Dataset items
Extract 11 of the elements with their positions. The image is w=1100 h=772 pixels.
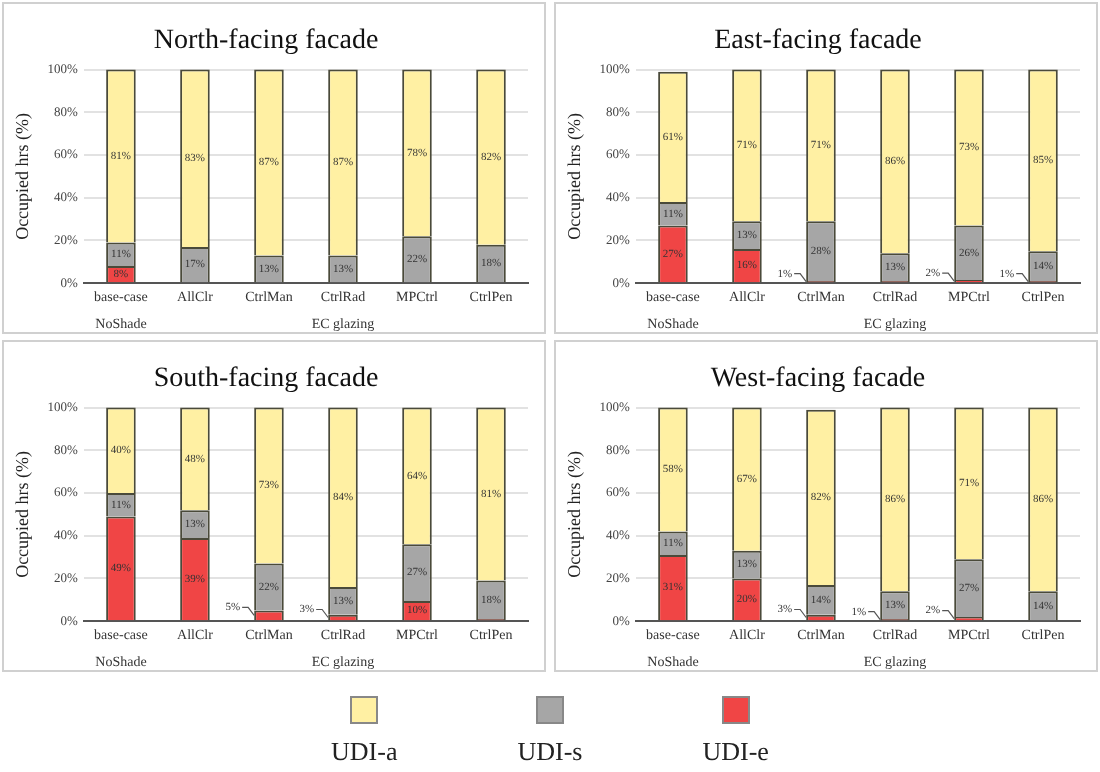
- y-axis-title: Occupied hrs (%): [563, 112, 584, 240]
- chart-title: East-facing facade: [714, 26, 922, 57]
- chart-title: South-facing facade: [153, 364, 379, 395]
- y-axis-title: Occupied hrs (%): [11, 112, 32, 240]
- legend-label: UDI-a: [331, 736, 398, 768]
- legend-label: UDI-e: [702, 736, 769, 768]
- legend-label: UDI-s: [517, 736, 583, 768]
- chart-title: North-facing facade: [153, 26, 379, 57]
- y-axis-title: Occupied hrs (%): [563, 450, 584, 578]
- chart-title: West-facing facade: [710, 364, 926, 395]
- y-axis-title: Occupied hrs (%): [11, 450, 32, 578]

▶ **Task to complete**
Retype all of the lines above word for word, leaving out the picture.

▶ **Task response**
Extract 11 of the elements with their positions. The image is w=1100 h=772 pixels.
- y-axis-title: Occupied hrs (%): [563, 112, 584, 240]
- chart-title: East-facing facade: [714, 26, 922, 57]
- chart-title: South-facing facade: [153, 364, 379, 395]
- y-axis-title: Occupied hrs (%): [11, 112, 32, 240]
- legend-label: UDI-a: [331, 736, 398, 768]
- legend-label: UDI-e: [702, 736, 769, 768]
- legend-label: UDI-s: [517, 736, 583, 768]
- chart-title: North-facing facade: [153, 26, 379, 57]
- y-axis-title: Occupied hrs (%): [563, 450, 584, 578]
- chart-title: West-facing facade: [710, 364, 926, 395]
- y-axis-title: Occupied hrs (%): [11, 450, 32, 578]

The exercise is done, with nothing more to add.